**WORK REQUIRED:** Turn the lines starting with the one that contains "- help-label: 帮助:: [323, 210, 352, 228]" and continuing through the one that contains "- maximize-button[interactable]: [627, 1, 654, 20]" into a Markdown table with the columns Row No. and Line, leaving out any blank lines.

[Spatial layout data]
** START **

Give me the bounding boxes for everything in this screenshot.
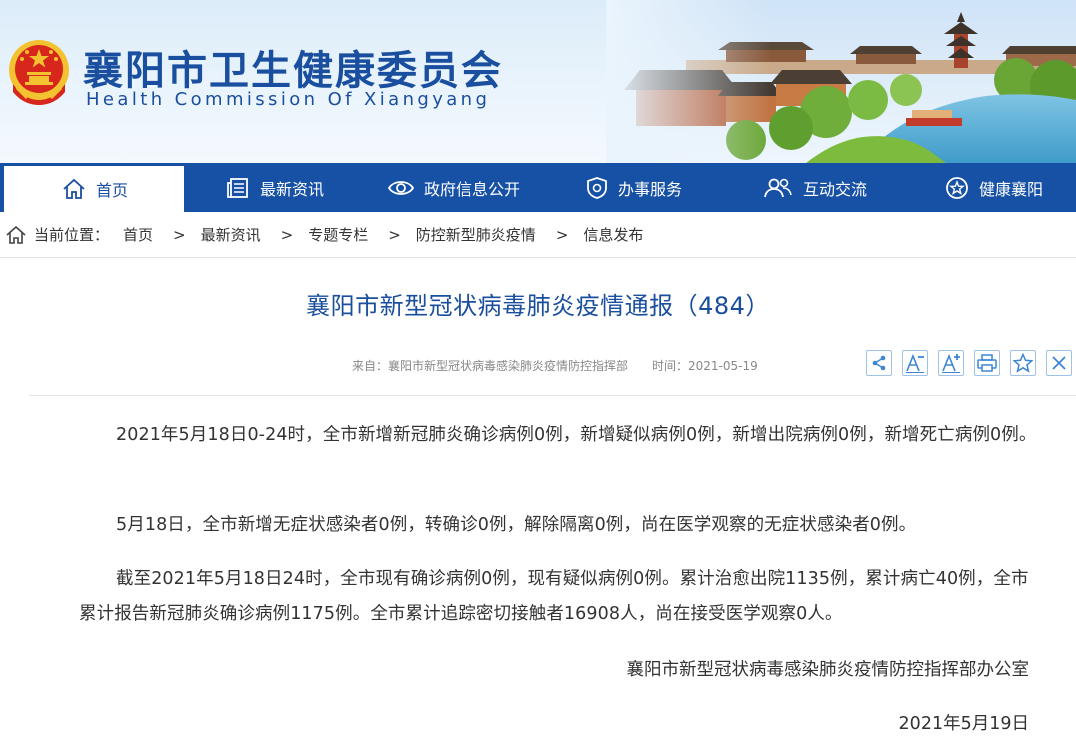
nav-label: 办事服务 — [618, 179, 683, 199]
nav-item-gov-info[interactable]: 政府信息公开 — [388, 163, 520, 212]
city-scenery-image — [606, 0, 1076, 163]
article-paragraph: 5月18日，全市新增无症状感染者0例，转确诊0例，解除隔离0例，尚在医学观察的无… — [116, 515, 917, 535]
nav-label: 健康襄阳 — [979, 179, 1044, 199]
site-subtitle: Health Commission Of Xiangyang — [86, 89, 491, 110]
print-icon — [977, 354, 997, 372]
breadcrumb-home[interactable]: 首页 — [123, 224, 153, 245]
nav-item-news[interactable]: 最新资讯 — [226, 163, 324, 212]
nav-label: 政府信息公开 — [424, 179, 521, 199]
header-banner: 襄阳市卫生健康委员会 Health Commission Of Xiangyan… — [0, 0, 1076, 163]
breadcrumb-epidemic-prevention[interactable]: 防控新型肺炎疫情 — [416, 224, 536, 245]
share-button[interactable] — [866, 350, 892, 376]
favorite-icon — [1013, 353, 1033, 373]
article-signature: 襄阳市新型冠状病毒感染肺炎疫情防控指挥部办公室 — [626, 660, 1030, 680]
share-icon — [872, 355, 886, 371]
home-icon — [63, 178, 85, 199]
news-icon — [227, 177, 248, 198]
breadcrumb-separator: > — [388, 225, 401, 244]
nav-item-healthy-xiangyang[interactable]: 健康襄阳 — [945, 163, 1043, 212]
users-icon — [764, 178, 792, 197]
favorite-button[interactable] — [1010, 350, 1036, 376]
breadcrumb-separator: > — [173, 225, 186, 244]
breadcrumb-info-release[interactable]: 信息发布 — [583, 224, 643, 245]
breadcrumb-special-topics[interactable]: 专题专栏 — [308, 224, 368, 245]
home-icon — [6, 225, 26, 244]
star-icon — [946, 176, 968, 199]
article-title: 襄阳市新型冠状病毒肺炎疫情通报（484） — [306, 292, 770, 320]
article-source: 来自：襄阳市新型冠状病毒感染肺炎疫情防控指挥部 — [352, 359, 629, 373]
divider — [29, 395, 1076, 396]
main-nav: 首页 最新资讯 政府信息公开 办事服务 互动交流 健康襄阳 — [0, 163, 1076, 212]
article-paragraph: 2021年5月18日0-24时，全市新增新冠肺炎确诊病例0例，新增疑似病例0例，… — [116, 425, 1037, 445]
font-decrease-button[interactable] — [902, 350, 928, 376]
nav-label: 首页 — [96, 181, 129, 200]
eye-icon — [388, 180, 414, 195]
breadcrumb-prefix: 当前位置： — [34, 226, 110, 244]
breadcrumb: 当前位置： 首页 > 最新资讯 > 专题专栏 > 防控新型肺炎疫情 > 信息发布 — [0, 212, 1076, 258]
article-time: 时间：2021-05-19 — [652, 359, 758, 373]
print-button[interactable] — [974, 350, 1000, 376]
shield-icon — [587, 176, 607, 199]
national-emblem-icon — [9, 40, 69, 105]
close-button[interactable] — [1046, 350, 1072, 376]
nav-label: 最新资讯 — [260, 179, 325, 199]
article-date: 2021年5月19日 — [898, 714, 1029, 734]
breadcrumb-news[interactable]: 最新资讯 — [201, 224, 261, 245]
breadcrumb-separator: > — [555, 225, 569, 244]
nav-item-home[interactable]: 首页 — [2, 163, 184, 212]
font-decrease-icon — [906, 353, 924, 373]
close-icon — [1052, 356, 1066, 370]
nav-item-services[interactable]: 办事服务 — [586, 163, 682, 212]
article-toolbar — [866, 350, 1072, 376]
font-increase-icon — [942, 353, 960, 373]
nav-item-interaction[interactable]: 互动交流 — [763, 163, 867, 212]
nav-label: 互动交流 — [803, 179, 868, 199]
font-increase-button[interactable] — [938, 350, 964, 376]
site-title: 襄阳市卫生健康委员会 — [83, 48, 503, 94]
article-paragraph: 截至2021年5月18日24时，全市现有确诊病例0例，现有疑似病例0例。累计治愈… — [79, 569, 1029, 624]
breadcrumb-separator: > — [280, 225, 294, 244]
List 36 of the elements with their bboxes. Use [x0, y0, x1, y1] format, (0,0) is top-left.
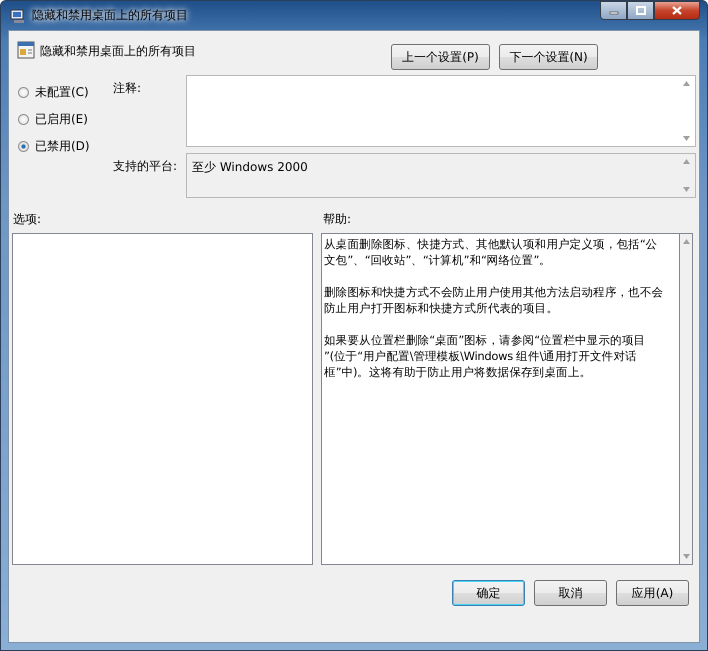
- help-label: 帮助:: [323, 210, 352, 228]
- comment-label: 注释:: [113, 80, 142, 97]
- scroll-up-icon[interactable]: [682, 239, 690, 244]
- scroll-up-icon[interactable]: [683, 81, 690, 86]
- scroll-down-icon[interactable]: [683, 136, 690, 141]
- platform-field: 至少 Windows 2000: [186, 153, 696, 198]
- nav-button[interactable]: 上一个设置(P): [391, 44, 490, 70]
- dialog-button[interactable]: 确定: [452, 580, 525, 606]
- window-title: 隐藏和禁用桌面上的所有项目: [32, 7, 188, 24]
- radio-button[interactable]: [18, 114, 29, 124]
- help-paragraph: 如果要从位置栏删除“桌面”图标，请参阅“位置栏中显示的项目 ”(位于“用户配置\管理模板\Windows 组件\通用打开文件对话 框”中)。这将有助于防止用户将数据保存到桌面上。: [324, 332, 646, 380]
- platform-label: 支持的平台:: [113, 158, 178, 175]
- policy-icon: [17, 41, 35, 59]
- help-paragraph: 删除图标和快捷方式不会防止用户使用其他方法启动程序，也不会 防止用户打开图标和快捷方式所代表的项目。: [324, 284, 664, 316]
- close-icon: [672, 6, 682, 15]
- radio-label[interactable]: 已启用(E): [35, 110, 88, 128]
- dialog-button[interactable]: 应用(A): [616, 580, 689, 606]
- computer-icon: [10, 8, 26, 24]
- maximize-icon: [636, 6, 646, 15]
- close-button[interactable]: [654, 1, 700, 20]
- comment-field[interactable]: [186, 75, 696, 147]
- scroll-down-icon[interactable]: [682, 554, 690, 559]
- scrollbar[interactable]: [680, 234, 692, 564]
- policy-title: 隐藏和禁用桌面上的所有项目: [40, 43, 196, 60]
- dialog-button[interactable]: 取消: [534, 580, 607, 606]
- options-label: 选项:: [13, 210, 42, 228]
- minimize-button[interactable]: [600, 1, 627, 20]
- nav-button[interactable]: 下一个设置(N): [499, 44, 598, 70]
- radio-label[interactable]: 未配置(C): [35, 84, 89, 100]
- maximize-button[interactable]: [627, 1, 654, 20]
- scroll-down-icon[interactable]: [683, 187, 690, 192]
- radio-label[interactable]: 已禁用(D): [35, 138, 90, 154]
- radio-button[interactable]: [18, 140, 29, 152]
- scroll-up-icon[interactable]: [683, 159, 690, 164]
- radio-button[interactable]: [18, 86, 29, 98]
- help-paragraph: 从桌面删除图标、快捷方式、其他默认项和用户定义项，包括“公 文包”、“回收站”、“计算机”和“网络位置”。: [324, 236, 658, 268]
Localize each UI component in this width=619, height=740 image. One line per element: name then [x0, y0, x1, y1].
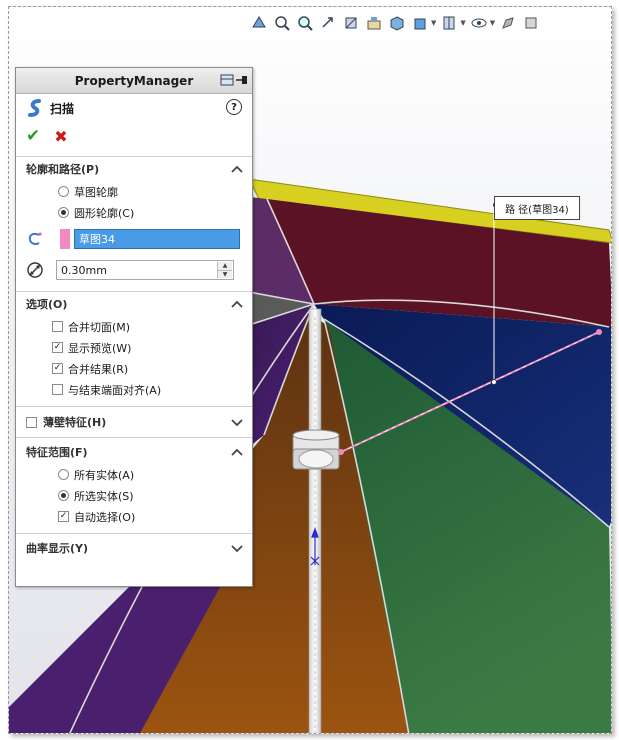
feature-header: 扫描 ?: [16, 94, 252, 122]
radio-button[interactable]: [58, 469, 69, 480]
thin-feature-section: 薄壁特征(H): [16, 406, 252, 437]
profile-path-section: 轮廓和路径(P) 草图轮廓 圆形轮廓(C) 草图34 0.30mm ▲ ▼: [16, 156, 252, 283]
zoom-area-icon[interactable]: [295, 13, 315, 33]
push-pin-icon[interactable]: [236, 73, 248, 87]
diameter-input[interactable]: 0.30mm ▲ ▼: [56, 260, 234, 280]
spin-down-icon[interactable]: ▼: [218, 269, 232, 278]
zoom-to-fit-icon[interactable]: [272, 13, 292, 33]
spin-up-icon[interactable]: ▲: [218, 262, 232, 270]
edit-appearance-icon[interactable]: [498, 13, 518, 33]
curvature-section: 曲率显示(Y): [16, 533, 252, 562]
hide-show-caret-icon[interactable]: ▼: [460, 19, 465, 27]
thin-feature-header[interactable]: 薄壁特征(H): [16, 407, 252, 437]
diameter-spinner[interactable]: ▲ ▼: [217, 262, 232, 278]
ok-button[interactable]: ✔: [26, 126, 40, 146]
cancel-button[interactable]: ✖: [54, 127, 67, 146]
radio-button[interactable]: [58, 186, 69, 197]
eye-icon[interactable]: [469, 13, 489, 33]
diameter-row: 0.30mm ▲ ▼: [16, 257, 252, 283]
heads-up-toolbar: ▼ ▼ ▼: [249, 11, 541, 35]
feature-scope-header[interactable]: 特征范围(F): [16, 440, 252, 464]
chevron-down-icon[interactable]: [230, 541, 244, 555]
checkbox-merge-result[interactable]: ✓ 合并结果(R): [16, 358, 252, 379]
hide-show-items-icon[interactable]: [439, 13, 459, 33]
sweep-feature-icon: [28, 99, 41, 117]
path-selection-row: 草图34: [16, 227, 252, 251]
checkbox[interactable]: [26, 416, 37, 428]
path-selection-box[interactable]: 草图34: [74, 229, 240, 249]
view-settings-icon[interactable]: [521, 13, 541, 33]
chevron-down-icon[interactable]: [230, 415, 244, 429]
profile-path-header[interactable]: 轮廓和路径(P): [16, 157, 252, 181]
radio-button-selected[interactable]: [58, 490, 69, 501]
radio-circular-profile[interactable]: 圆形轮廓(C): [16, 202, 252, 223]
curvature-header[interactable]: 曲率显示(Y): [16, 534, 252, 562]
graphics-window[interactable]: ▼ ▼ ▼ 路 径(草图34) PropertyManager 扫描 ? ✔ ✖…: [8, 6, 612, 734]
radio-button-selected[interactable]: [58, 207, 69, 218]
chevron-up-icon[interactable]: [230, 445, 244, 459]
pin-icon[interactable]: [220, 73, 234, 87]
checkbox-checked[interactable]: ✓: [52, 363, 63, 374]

** END **

**FULL ANSWER:**
| Row No. | Line |
|---|---|
| 1 | - help-label: 帮助:: [323, 210, 352, 228] |
| 2 | - comment-label: 注释:: [113, 80, 142, 97] |
| 3 | - scroll-up-icon[interactable]: [682, 239, 690, 244] |
| 4 | - scroll-up-icon[interactable]: [683, 81, 690, 86] |
| 5 | - scroll-down-icon[interactable]: [683, 136, 690, 141] |
| 6 | - platform-field: 至少 Windows 2000: [186, 153, 696, 198] |
| 7 | - nav-button[interactable]: 上一个设置(P): [391, 44, 490, 70] |
| 8 | - dialog-button[interactable]: 确定: [452, 580, 525, 606] |
| 9 | - window-title: 隐藏和禁用桌面上的所有项目: [32, 7, 188, 24] |
| 10 | - radio-button[interactable]: [18, 114, 29, 124] |
| 11 | - help-paragraph: 如果要从位置栏删除“桌面”图标，请参阅“位置栏中显示的项目 ”(位于“用户配置\管理模板\Windows 组件\通用打开文件对话 框”中)。这将有助于防止用户将数据保存到桌面上。: [324, 332, 646, 380] |
| 12 | - platform-label: 支持的平台:: [113, 158, 178, 175] |
| 13 | - policy-icon: [17, 41, 35, 59] |
| 14 | - help-paragraph: 删除图标和快捷方式不会防止用户使用其他方法启动程序，也不会 防止用户打开图标和快捷方式所代表的项目。: [324, 284, 664, 316] |
| 15 | - close-icon: [672, 6, 682, 15] |
| 16 | - radio-label[interactable]: 已启用(E): [35, 110, 88, 128] |
| 17 | - dialog-button[interactable]: 应用(A): [616, 580, 689, 606] |
| 18 | - computer-icon: [10, 8, 26, 24] |
| 19 | - maximize-icon: [636, 6, 646, 15] |
| 20 | - close-button[interactable]: [654, 1, 700, 20] |
| 21 | - comment-field[interactable]: [186, 75, 696, 147] |
| 22 | - scroll-down-icon[interactable]: [682, 554, 690, 559] |
| 23 | - scrollbar[interactable]: [680, 234, 692, 564] |
| 24 | - policy-title: 隐藏和禁用桌面上的所有项目: [40, 43, 196, 60] |
| 25 | - dialog-button[interactable]: 取消: [534, 580, 607, 606] |
| 26 | - options-label: 选项:: [13, 210, 42, 228] |
| 27 | - minimize-button[interactable]: [600, 1, 627, 20] |
| 28 | - nav-button[interactable]: 下一个设置(N): [499, 44, 598, 70] |
| 29 | - radio-label[interactable]: 未配置(C): [35, 84, 89, 100] |
| 30 | - maximize-button[interactable]: [627, 1, 654, 20] |